───── Provided data
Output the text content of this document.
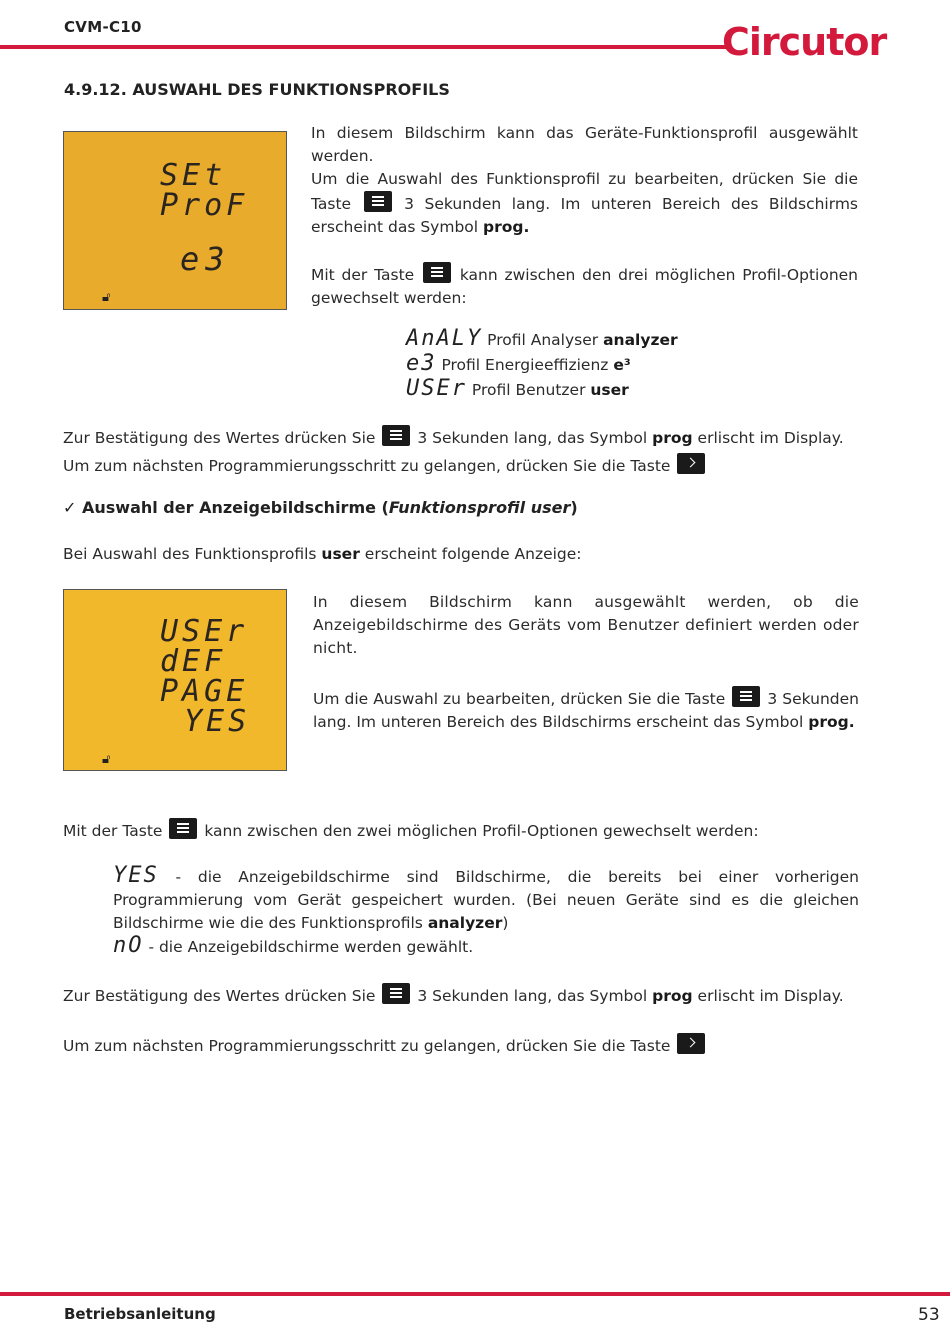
CVM-C10	Circutor
4.9.12. AUSWAHL DES FUNKTIONSPROFILS
SEt
ProF
e3
🔓︎
In diesem Bildschirm kann das Geräte-Funktionsprofil ausgewählt werden.
Um die Auswahl des Funktionsprofil zu bearbeiten, drücken Sie die Taste	3 Sekunden lang. Im unteren Bereich des Bildschirms erscheint das Symbol prog.
Mit der Taste	kann zwischen den drei möglichen Profil-Optionen gewechselt werden:
AnALY Profil Analyser analyzer
e3 Profil Energieeffizienz e³
USEr Profil Benutzer user
Zur Bestätigung des Wertes drücken Sie	3 Sekunden lang, das Symbol prog erlischt im Display.
Um zum nächsten Programmierungsschritt zu gelangen, drücken Sie die Taste
✓ Auswahl der Anzeigebildschirme (Funktionsprofil user)
Bei Auswahl des Funktionsprofils user erscheint folgende Anzeige:
USEr
dEF
PAGE
YES
🔓︎
In diesem Bildschirm kann ausgewählt werden, ob die Anzeigebildschirme des Geräts vom Benutzer definiert werden oder nicht.
Um die Auswahl zu bearbeiten, drücken Sie die Taste	3 Sekunden lang. Im unteren Bereich des Bildschirms erscheint das Symbol prog.
Mit der Taste	kann zwischen den zwei möglichen Profil-Optionen gewechselt werden:
YES - die Anzeigebildschirme sind Bildschirme, die bereits bei einer vorherigen Programmierung vom Gerät gespeichert wurden. (Bei neuen Geräte sind es die gleichen Bildschirme wie die des Funktionsprofils analyzer)
nO - die Anzeigebildschirme werden gewählt.
Zur Bestätigung des Wertes drücken Sie	3 Sekunden lang, das Symbol prog erlischt im Display.
Um zum nächsten Programmierungsschritt zu gelangen, drücken Sie die Taste
Betriebsanleitung	53
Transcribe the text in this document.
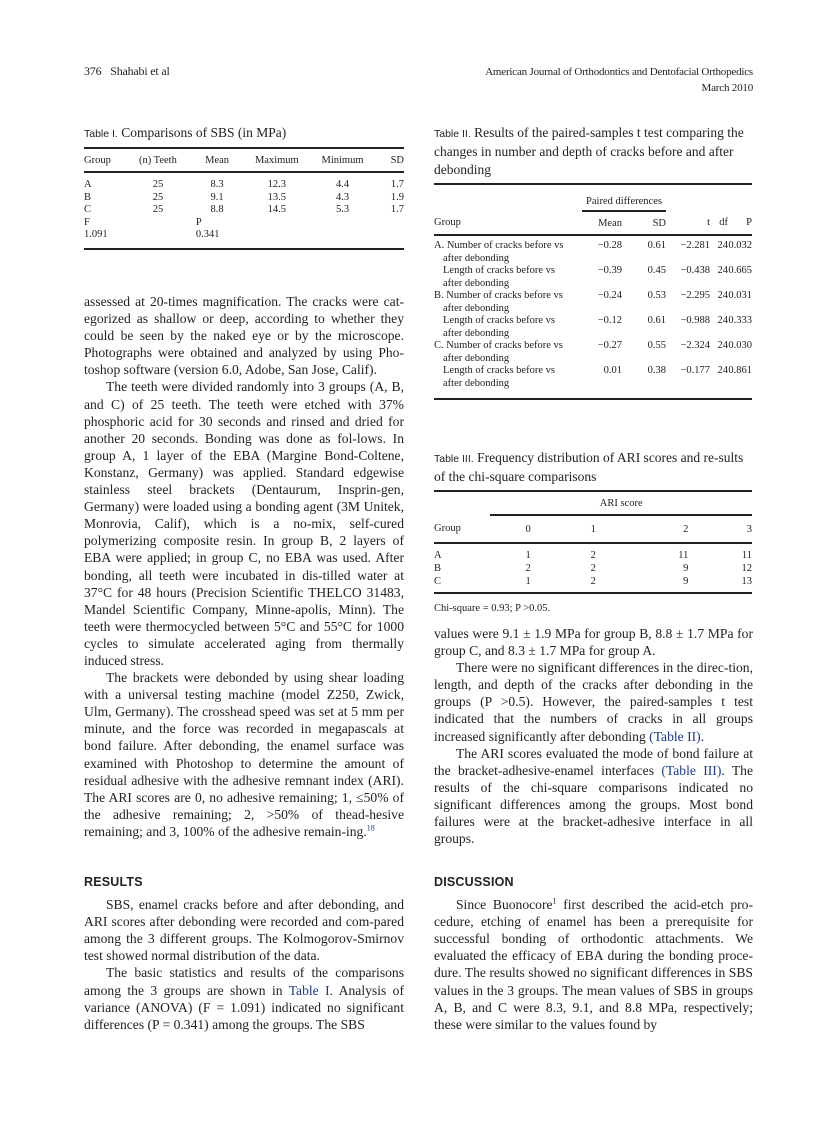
376 Shahabi et al	American Journal of Orthodontics and Dentofacial Orthopedics
March 2010
Table I. Comparisons of SBS (in MPa)
Group	(n) Teeth	Mean	Maximum	Minimum	SD
A	25	8.3	12.3	4.4	1.7
B	25	9.1	13.5	4.3	1.9
C	25	8.8	14.5	5.3	1.7
F		P			
1.091		0.341			
Table II. Results of the paired-samples t test comparing the changes in number and depth of cracks before and after debonding
	Paired differences				
Group	Mean	SD	t	df	P
A. Number of cracks before vs
after debonding	−0.28	0.61	−2.281	24	0.032

Length of cracks before vs
after debonding	−0.39	0.45	−0.438	24	0.665
B. Number of cracks before vs
after debonding	−0.24	0.53	−2.295	24	0.031

Length of cracks before vs
after debonding	−0.12	0.61	−0.988	24	0.333
C. Number of cracks before vs
after debonding	−0.27	0.55	−2.324	24	0.030

Length of cracks before vs
after debonding	0.01	0.38	−0.177	24	0.861
Table III. Frequency distribution of ARI scores and re-sults of the chi-square comparisons
	ARI score			
Group	0	1	2	3
A	1	2	11	11
B	2	2	9	12
C	1	2	9	13
Chi-square = 0.93; P >0.05.

assessed at 20-times magnification. The cracks were cat-egorized as shallow or deep, according to whether they could be seen by the naked eye or by the microscope. Photographs were obtained and analyzed by using Pho-toshop software (version 6.0, Adobe, San Jose, Calif).

The teeth were divided randomly into 3 groups (A, B, and C) of 25 teeth. The teeth were etched with 37% phosphoric acid for 30 seconds and rinsed and dried for another 20 seconds. Bonding was done as fol-lows. In group A, 1 layer of the EBA (Margine Bond-Coltene, Konstanz, Germany) was applied. Standard edgewise stainless steel brackets (Dentaurum, Insprin-gen, Germany) were loaded using a bonding agent (3M Unitek, Monrovia, Calif), which is a no-mix, self-cured polymerizing composite resin. In group B, 2 layers of EBA were applied; in group C, no EBA was used. After bonding, all teeth were incubated in dis-tilled water at 37°C for 48 hours (Precision Scientific THELCO 31483, Mandel Scientific Company, Minne-apolis, Minn). The teeth were thermocycled between 5°C and 55°C for 1000 cycles to simulate accelerated aging from thermally induced stress.

The brackets were debonded by using shear loading with a universal testing machine (model Z250, Zwick, Ulm, Germany). The crosshead speed was set at 5 mm per minute, and the force was recorded in megapascals at bond failure. After debonding, the enamel surface was examined with Photoshop to determine the amount of residual adhesive with the adhesive remnant index (ARI). The ARI scores are 0, no adhesive remaining; 1, ≤50% of the adhesive remaining; 2, >50% of thead-hesive remaining; and 3, 100% of the adhesive remain-ing.$^{18}$

RESULTS

SBS, enamel cracks before and after debonding, and ARI scores after debonding were recorded and com-pared among the 3 different groups. The Kolmogorov-Smirnov test showed normal distribution of the data.

The basic statistics and results of the comparisons among the 3 groups are shown in Table I. Analysis of variance (ANOVA) (F = 1.091) indicated no significant differences (P = 0.341) among the groups. The SBS

values were 9.1 ± 1.9 MPa for group B, 8.8 ± 1.7 MPa for group C, and 8.3 ± 1.7 MPa for group A.

There were no significant differences in the direc-tion, length, and depth of the cracks after debonding in the groups (P >0.5). However, the paired-samples t test indicated that the numbers of cracks in all groups increased significantly after debonding (Table II).

The ARI scores evaluated the mode of bond failure at the bracket-adhesive-enamel interfaces (Table III). The results of the chi-square comparisons indicated no significant differences among the groups. Most bond failures were at the bracket-adhesive interface in all groups.

DISCUSSION

Since Buonocore$^1$ first described the acid-etch pro-cedure, etching of enamel has been a prerequisite for successful bonding of orthodontic attachments. We evaluated the efficacy of EBA during the bonding proce-dure. The results showed no significant differences in SBS values in the 3 groups. The mean values of SBS in groups A, B, and C were 8.3, 9.1, and 8.8 MPa, respectively; these were similar to the values found by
──────────
Aim of the exercise: Return each line exactly as written. Any picture gets left out.

Output below:
Output the text content of this document.
CVM-C10	Circutor
4.9.12. AUSWAHL DES FUNKTIONSPROFILS
SEt
ProF
e3
🔓︎
In diesem Bildschirm kann das Geräte-Funktionsprofil ausgewählt werden.
Um die Auswahl des Funktionsprofil zu bearbeiten, drücken Sie die Taste	3 Sekunden lang. Im unteren Bereich des Bildschirms erscheint das Symbol prog.
Mit der Taste	kann zwischen den drei möglichen Profil-Optionen gewechselt werden:
AnALY Profil Analyser analyzer
e3 Profil Energieeffizienz e³
USEr Profil Benutzer user
Zur Bestätigung des Wertes drücken Sie	3 Sekunden lang, das Symbol prog erlischt im Display.
Um zum nächsten Programmierungsschritt zu gelangen, drücken Sie die Taste
✓ Auswahl der Anzeigebildschirme (Funktionsprofil user)
Bei Auswahl des Funktionsprofils user erscheint folgende Anzeige:
USEr
dEF
PAGE
YES
🔓︎
In diesem Bildschirm kann ausgewählt werden, ob die Anzeigebildschirme des Geräts vom Benutzer definiert werden oder nicht.
Um die Auswahl zu bearbeiten, drücken Sie die Taste	3 Sekunden lang. Im unteren Bereich des Bildschirms erscheint das Symbol prog.
Mit der Taste	kann zwischen den zwei möglichen Profil-Optionen gewechselt werden:
YES - die Anzeigebildschirme sind Bildschirme, die bereits bei einer vorherigen Programmierung vom Gerät gespeichert wurden. (Bei neuen Geräte sind es die gleichen Bildschirme wie die des Funktionsprofils analyzer)
nO - die Anzeigebildschirme werden gewählt.
Zur Bestätigung des Wertes drücken Sie	3 Sekunden lang, das Symbol prog erlischt im Display.
Um zum nächsten Programmierungsschritt zu gelangen, drücken Sie die Taste
Betriebsanleitung	53
Transcribe the text in this document.
376 Shahabi et al	American Journal of Orthodontics and Dentofacial Orthopedics
March 2010
Table I. Comparisons of SBS (in MPa)
Group	(n) Teeth	Mean	Maximum	Minimum	SD
A	25	8.3	12.3	4.4	1.7
B	25	9.1	13.5	4.3	1.9
C	25	8.8	14.5	5.3	1.7
F		P			
1.091		0.341			
Table II. Results of the paired-samples t test comparing the changes in number and depth of cracks before and after debonding
	Paired differences				
Group	Mean	SD	t	df	P
A. Number of cracks before vs
after debonding	−0.28	0.61	−2.281	24	0.032

Length of cracks before vs
after debonding	−0.39	0.45	−0.438	24	0.665
B. Number of cracks before vs
after debonding	−0.24	0.53	−2.295	24	0.031

Length of cracks before vs
after debonding	−0.12	0.61	−0.988	24	0.333
C. Number of cracks before vs
after debonding	−0.27	0.55	−2.324	24	0.030

Length of cracks before vs
after debonding	0.01	0.38	−0.177	24	0.861
Table III. Frequency distribution of ARI scores and re-sults of the chi-square comparisons
	ARI score			
Group	0	1	2	3
A	1	2	11	11
B	2	2	9	12
C	1	2	9	13
Chi-square = 0.93; P >0.05.

assessed at 20-times magnification. The cracks were cat-egorized as shallow or deep, according to whether they could be seen by the naked eye or by the microscope. Photographs were obtained and analyzed by using Pho-toshop software (version 6.0, Adobe, San Jose, Calif).

The teeth were divided randomly into 3 groups (A, B, and C) of 25 teeth. The teeth were etched with 37% phosphoric acid for 30 seconds and rinsed and dried for another 20 seconds. Bonding was done as fol-lows. In group A, 1 layer of the EBA (Margine Bond-Coltene, Konstanz, Germany) was applied. Standard edgewise stainless steel brackets (Dentaurum, Insprin-gen, Germany) were loaded using a bonding agent (3M Unitek, Monrovia, Calif), which is a no-mix, self-cured polymerizing composite resin. In group B, 2 layers of EBA were applied; in group C, no EBA was used. After bonding, all teeth were incubated in dis-tilled water at 37°C for 48 hours (Precision Scientific THELCO 31483, Mandel Scientific Company, Minne-apolis, Minn). The teeth were thermocycled between 5°C and 55°C for 1000 cycles to simulate accelerated aging from thermally induced stress.

The brackets were debonded by using shear loading with a universal testing machine (model Z250, Zwick, Ulm, Germany). The crosshead speed was set at 5 mm per minute, and the force was recorded in megapascals at bond failure. After debonding, the enamel surface was examined with Photoshop to determine the amount of residual adhesive with the adhesive remnant index (ARI). The ARI scores are 0, no adhesive remaining; 1, ≤50% of the adhesive remaining; 2, >50% of thead-hesive remaining; and 3, 100% of the adhesive remain-ing.$^{18}$

RESULTS

SBS, enamel cracks before and after debonding, and ARI scores after debonding were recorded and com-pared among the 3 different groups. The Kolmogorov-Smirnov test showed normal distribution of the data.

The basic statistics and results of the comparisons among the 3 groups are shown in Table I. Analysis of variance (ANOVA) (F = 1.091) indicated no significant differences (P = 0.341) among the groups. The SBS

values were 9.1 ± 1.9 MPa for group B, 8.8 ± 1.7 MPa for group C, and 8.3 ± 1.7 MPa for group A.

There were no significant differences in the direc-tion, length, and depth of the cracks after debonding in the groups (P >0.5). However, the paired-samples t test indicated that the numbers of cracks in all groups increased significantly after debonding (Table II).

The ARI scores evaluated the mode of bond failure at the bracket-adhesive-enamel interfaces (Table III). The results of the chi-square comparisons indicated no significant differences among the groups. Most bond failures were at the bracket-adhesive interface in all groups.

DISCUSSION

Since Buonocore$^1$ first described the acid-etch pro-cedure, etching of enamel has been a prerequisite for successful bonding of orthodontic attachments. We evaluated the efficacy of EBA during the bonding proce-dure. The results showed no significant differences in SBS values in the 3 groups. The mean values of SBS in groups A, B, and C were 8.3, 9.1, and 8.8 MPa, respectively; these were similar to the values found by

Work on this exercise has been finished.